WRITTEN INSTRUCTION
Transcribe nothing but the lines from the one with "What text is on this page?" to the end of the entries, both included, keeping each exact and leaving every picture out.

RECORDS SHOWN
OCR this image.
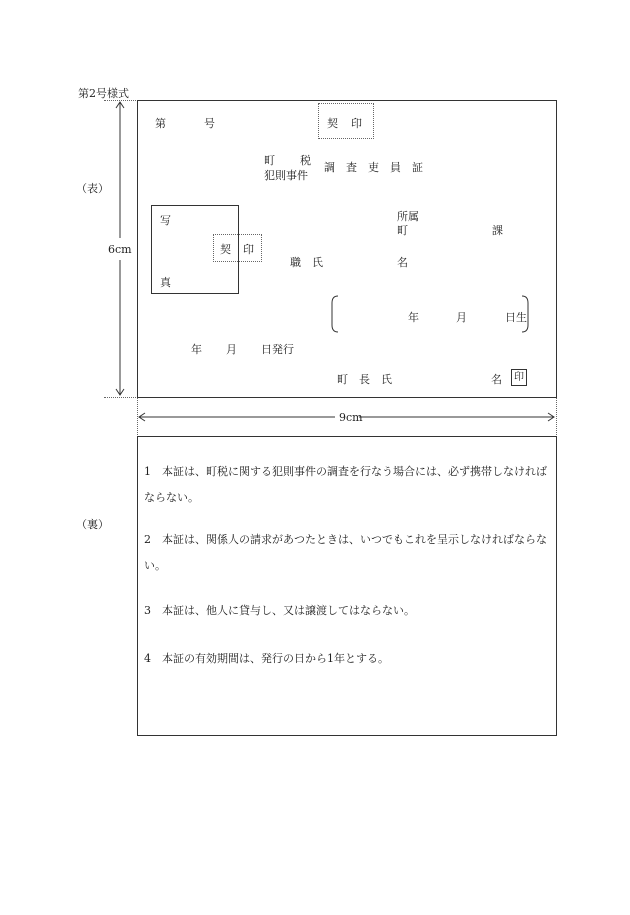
第2号様式
（表）
（裏）
6cm
9cm
第	号	契 印
町 税
犯則事件
調　査　吏　員　証
写
真
契 印
所属
町	課
職　氏	名
年	月	日生
年 月 日発行
町　長　氏	名	印
1　本証は、町税に関する犯則事件の調査を行なう場合には、必ず携帯しなければならない。
2　本証は、関係人の請求があつたときは、いつでもこれを呈示しなければならない。
3　本証は、他人に貸与し、又は譲渡してはならない。
4　本証の有効期間は、発行の日から1年とする。
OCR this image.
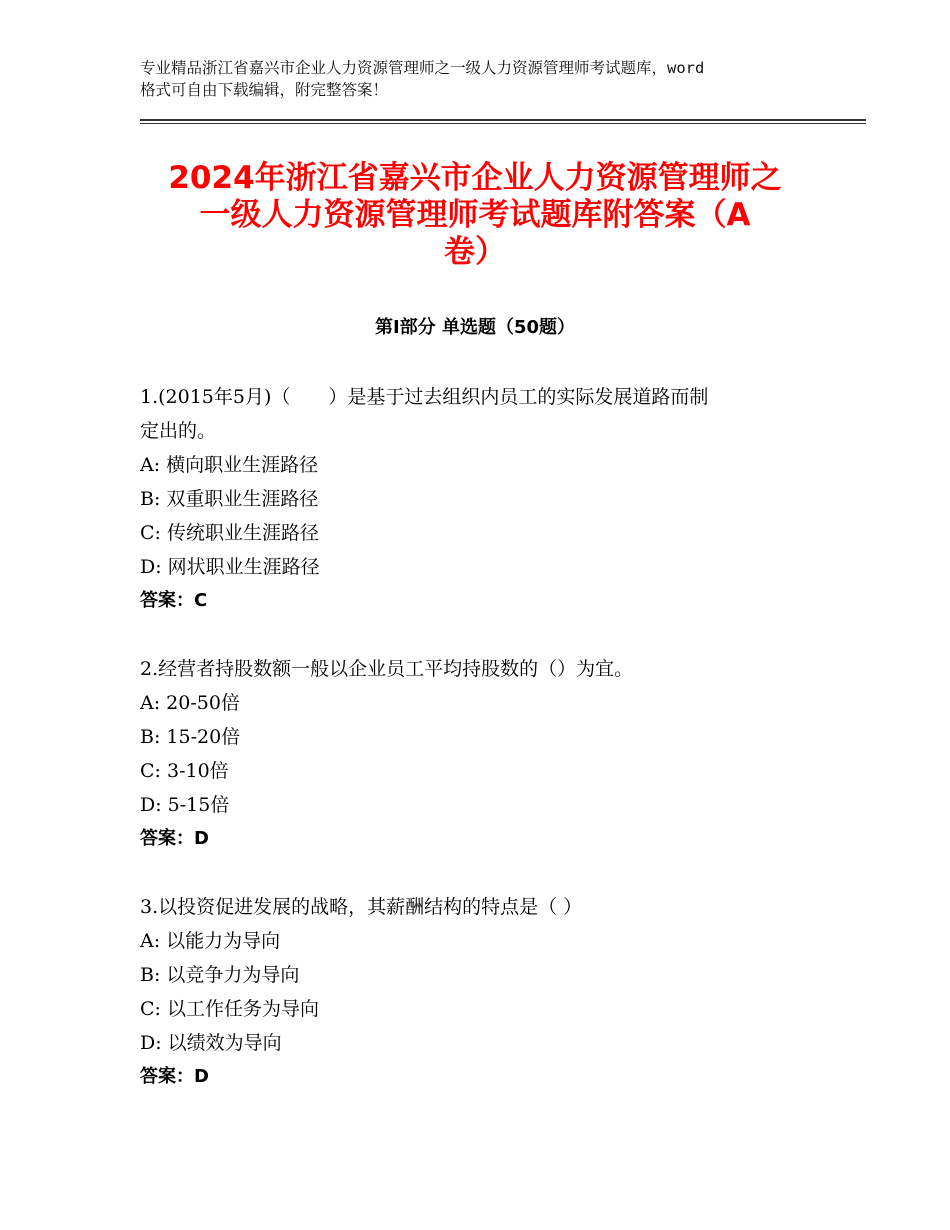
专业精品浙江省嘉兴市企业人力资源管理师之一级人力资源管理师考试题库，word
格式可自由下载编辑，附完整答案！
2024年浙江省嘉兴市企业人力资源管理师之
一级人力资源管理师考试题库附答案（A
卷）
第Ⅰ部分 单选题（50题）

1.(2015年5月)（　　）是基于过去组织内员工的实际发展道路而制

定出的。

A: 横向职业生涯路径

B: 双重职业生涯路径

C: 传统职业生涯路径

D: 网状职业生涯路径

答案：C

2.经营者持股数额一般以企业员工平均持股数的（）为宜。

A: 20-50倍

B: 15-20倍

C: 3-10倍

D: 5-15倍

答案：D

3.以投资促进发展的战略，其薪酬结构的特点是（ ）

A: 以能力为导向

B: 以竞争力为导向

C: 以工作任务为导向

D: 以绩效为导向

答案：D
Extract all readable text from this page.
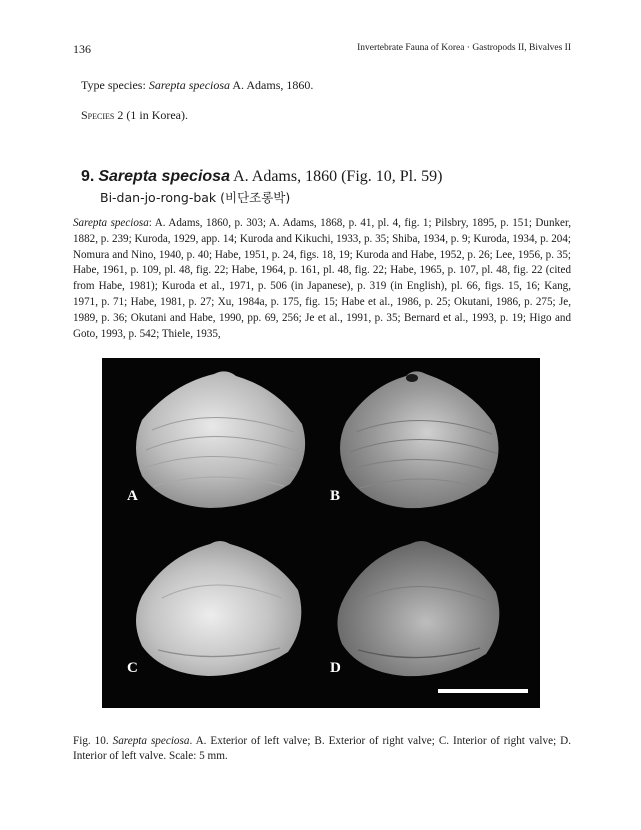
136	Invertebrate Fauna of Korea · Gastropods II, Bivalves II
Type species: Sarepta speciosa A. Adams, 1860.
Species 2 (1 in Korea).
9. Sarepta speciosa A. Adams, 1860 (Fig. 10, Pl. 59)
Bi-dan-jo-rong-bak (비단조롱박)
Sarepta speciosa: A. Adams, 1860, p. 303; A. Adams, 1868, p. 41, pl. 4, fig. 1; Pilsbry, 1895, p. 151; Dunker, 1882, p. 239; Kuroda, 1929, app. 14; Kuroda and Kikuchi, 1933, p. 35; Shiba, 1934, p. 9; Kuroda, 1934, p. 204; Nomura and Nino, 1940, p. 40; Habe, 1951, p. 24, figs. 18, 19; Kuroda and Habe, 1952, p. 26; Lee, 1956, p. 35; Habe, 1961, p. 109, pl. 48, fig. 22; Habe, 1964, p. 161, pl. 48, fig. 22; Habe, 1965, p. 107, pl. 48, fig. 22 (cited from Habe, 1981); Kuroda et al., 1971, p. 506 (in Japanese), p. 319 (in English), pl. 66, figs. 15, 16; Kang, 1971, p. 71; Habe, 1981, p. 27; Xu, 1984a, p. 175, fig. 15; Habe et al., 1986, p. 25; Okutani, 1986, p. 275; Je, 1989, p. 36; Okutani and Habe, 1990, pp. 69, 256; Je et al., 1991, p. 35; Bernard et al., 1993, p. 19; Higo and Goto, 1993, p. 542; Thiele, 1935,
A	B
C	D
Fig. 10. Sarepta speciosa. A. Exterior of left valve; B. Exterior of right valve; C. Interior of right valve; D. Interior of left valve. Scale: 5 mm.
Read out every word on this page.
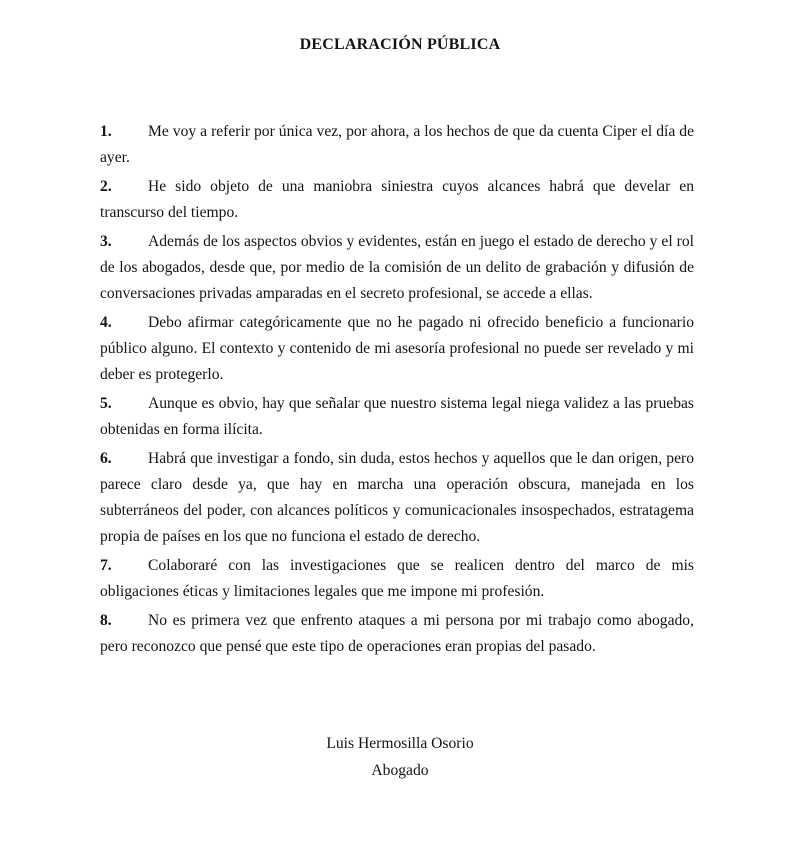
DECLARACIÓN PÚBLICA
1. Me voy a referir por única vez, por ahora, a los hechos de que da cuenta Ciper el día de ayer.
2. He sido objeto de una maniobra siniestra cuyos alcances habrá que develar en transcurso del tiempo.
3. Además de los aspectos obvios y evidentes, están en juego el estado de derecho y el rol de los abogados, desde que, por medio de la comisión de un delito de grabación y difusión de conversaciones privadas amparadas en el secreto profesional, se accede a ellas.
4. Debo afirmar categóricamente que no he pagado ni ofrecido beneficio a funcionario público alguno. El contexto y contenido de mi asesoría profesional no puede ser revelado y mi deber es protegerlo.
5. Aunque es obvio, hay que señalar que nuestro sistema legal niega validez a las pruebas obtenidas en forma ilícita.
6. Habrá que investigar a fondo, sin duda, estos hechos y aquellos que le dan origen, pero parece claro desde ya, que hay en marcha una operación obscura, manejada en los subterráneos del poder, con alcances políticos y comunicacionales insospechados, estratagema propia de países en los que no funciona el estado de derecho.
7. Colaboraré con las investigaciones que se realicen dentro del marco de mis obligaciones éticas y limitaciones legales que me impone mi profesión.
8. No es primera vez que enfrento ataques a mi persona por mi trabajo como abogado, pero reconozco que pensé que este tipo de operaciones eran propias del pasado.
Luis Hermosilla Osorio
Abogado
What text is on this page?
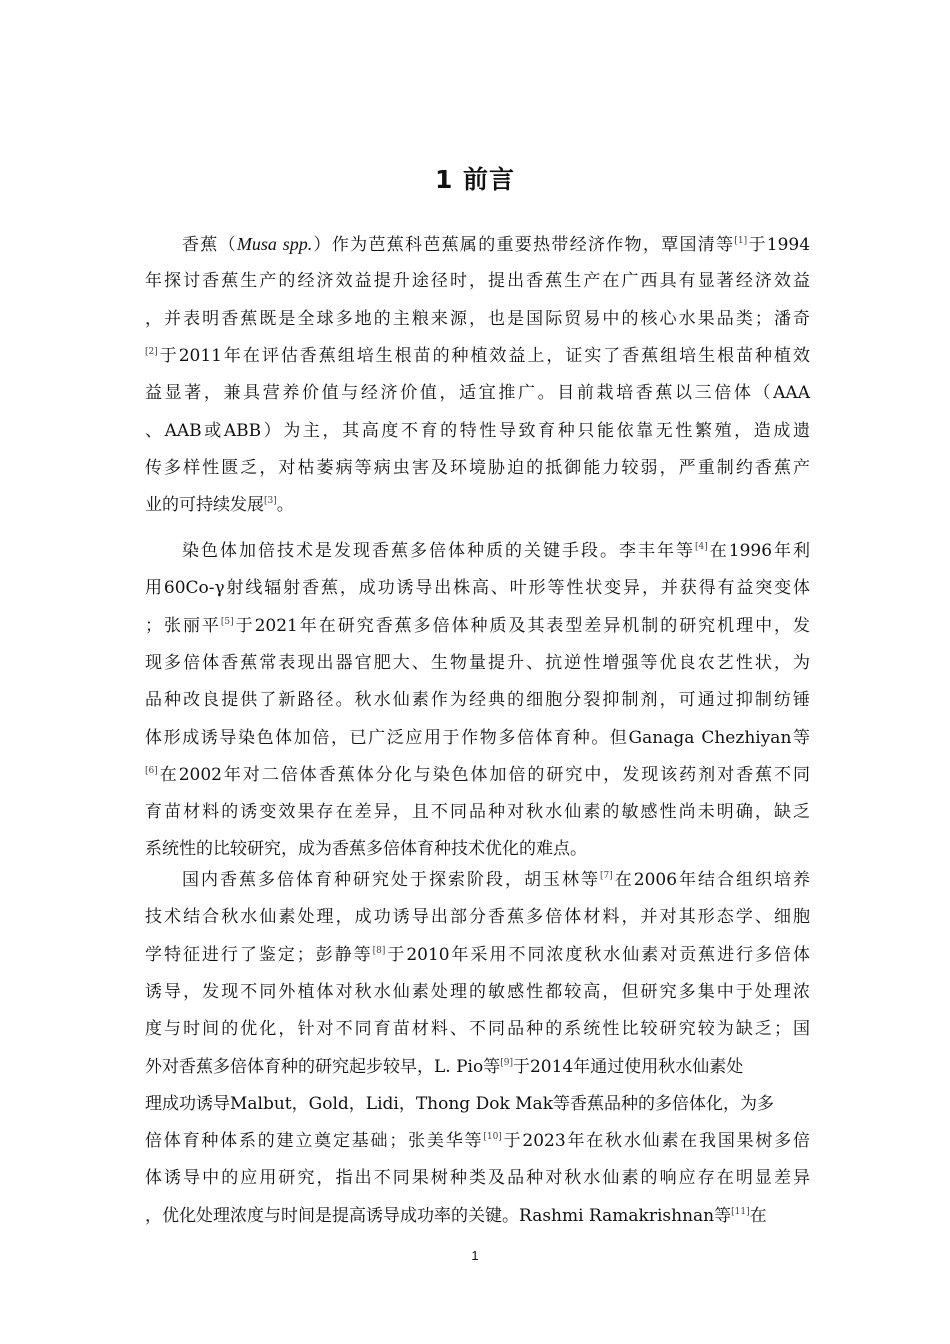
1 前言
香蕉（Musa spp.）作为芭蕉科芭蕉属的重要热带经济作物，覃国清等[1]于1994
年探讨香蕉生产的经济效益提升途径时，提出香蕉生产在广西具有显著经济效益
，并表明香蕉既是全球多地的主粮来源，也是国际贸易中的核心水果品类；潘奇
[2]于2011年在评估香蕉组培生根苗的种植效益上，证实了香蕉组培生根苗种植效
益显著，兼具营养价值与经济价值，适宜推广。目前栽培香蕉以三倍体（AAA
、AAB或ABB）为主，其高度不育的特性导致育种只能依靠无性繁殖，造成遗
传多样性匮乏，对枯萎病等病虫害及环境胁迫的抵御能力较弱，严重制约香蕉产
业的可持续发展[3]。
染色体加倍技术是发现香蕉多倍体种质的关键手段。李丰年等[4]在1996年利
用60Co-γ射线辐射香蕉，成功诱导出株高、叶形等性状变异，并获得有益突变体
；张丽平[5]于2021年在研究香蕉多倍体种质及其表型差异机制的研究机理中，发
现多倍体香蕉常表现出器官肥大、生物量提升、抗逆性增强等优良农艺性状，为
品种改良提供了新路径。秋水仙素作为经典的细胞分裂抑制剂，可通过抑制纺锤
体形成诱导染色体加倍，已广泛应用于作物多倍体育种。但Ganaga Chezhiyan等
[6]在2002年对二倍体香蕉体分化与染色体加倍的研究中，发现该药剂对香蕉不同
育苗材料的诱变效果存在差异，且不同品种对秋水仙素的敏感性尚未明确，缺乏
系统性的比较研究，成为香蕉多倍体育种技术优化的难点。
国内香蕉多倍体育种研究处于探索阶段，胡玉林等[7]在2006年结合组织培养
技术结合秋水仙素处理，成功诱导出部分香蕉多倍体材料，并对其形态学、细胞
学特征进行了鉴定；彭静等[8]于2010年采用不同浓度秋水仙素对贡蕉进行多倍体
诱导，发现不同外植体对秋水仙素处理的敏感性都较高，但研究多集中于处理浓
度与时间的优化，针对不同育苗材料、不同品种的系统性比较研究较为缺乏；国
外对香蕉多倍体育种的研究起步较早，L. Pio等[9]于2014年通过使用秋水仙素处
理成功诱导Malbut，Gold，Lidi，Thong Dok Mak等香蕉品种的多倍体化，为多
倍体育种体系的建立奠定基础；张美华等[10]于2023年在秋水仙素在我国果树多倍
体诱导中的应用研究，指出不同果树种类及品种对秋水仙素的响应存在明显差异
，优化处理浓度与时间是提高诱导成功率的关键。Rashmi Ramakrishnan等[11]在
1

COMPLETE RESPONSE
What text is on this page?
1 前言
香蕉（Musa spp.）作为芭蕉科芭蕉属的重要热带经济作物，覃国清等[1]于1994
年探讨香蕉生产的经济效益提升途径时，提出香蕉生产在广西具有显著经济效益
，并表明香蕉既是全球多地的主粮来源，也是国际贸易中的核心水果品类；潘奇
[2]于2011年在评估香蕉组培生根苗的种植效益上，证实了香蕉组培生根苗种植效
益显著，兼具营养价值与经济价值，适宜推广。目前栽培香蕉以三倍体（AAA
、AAB或ABB）为主，其高度不育的特性导致育种只能依靠无性繁殖，造成遗
传多样性匮乏，对枯萎病等病虫害及环境胁迫的抵御能力较弱，严重制约香蕉产
业的可持续发展[3]。
染色体加倍技术是发现香蕉多倍体种质的关键手段。李丰年等[4]在1996年利
用60Co-γ射线辐射香蕉，成功诱导出株高、叶形等性状变异，并获得有益突变体
；张丽平[5]于2021年在研究香蕉多倍体种质及其表型差异机制的研究机理中，发
现多倍体香蕉常表现出器官肥大、生物量提升、抗逆性增强等优良农艺性状，为
品种改良提供了新路径。秋水仙素作为经典的细胞分裂抑制剂，可通过抑制纺锤
体形成诱导染色体加倍，已广泛应用于作物多倍体育种。但Ganaga Chezhiyan等
[6]在2002年对二倍体香蕉体分化与染色体加倍的研究中，发现该药剂对香蕉不同
育苗材料的诱变效果存在差异，且不同品种对秋水仙素的敏感性尚未明确，缺乏
系统性的比较研究，成为香蕉多倍体育种技术优化的难点。
国内香蕉多倍体育种研究处于探索阶段，胡玉林等[7]在2006年结合组织培养
技术结合秋水仙素处理，成功诱导出部分香蕉多倍体材料，并对其形态学、细胞
学特征进行了鉴定；彭静等[8]于2010年采用不同浓度秋水仙素对贡蕉进行多倍体
诱导，发现不同外植体对秋水仙素处理的敏感性都较高，但研究多集中于处理浓
度与时间的优化，针对不同育苗材料、不同品种的系统性比较研究较为缺乏；国
外对香蕉多倍体育种的研究起步较早，L. Pio等[9]于2014年通过使用秋水仙素处
理成功诱导Malbut，Gold，Lidi，Thong Dok Mak等香蕉品种的多倍体化，为多
倍体育种体系的建立奠定基础；张美华等[10]于2023年在秋水仙素在我国果树多倍
体诱导中的应用研究，指出不同果树种类及品种对秋水仙素的响应存在明显差异
，优化处理浓度与时间是提高诱导成功率的关键。Rashmi Ramakrishnan等[11]在
1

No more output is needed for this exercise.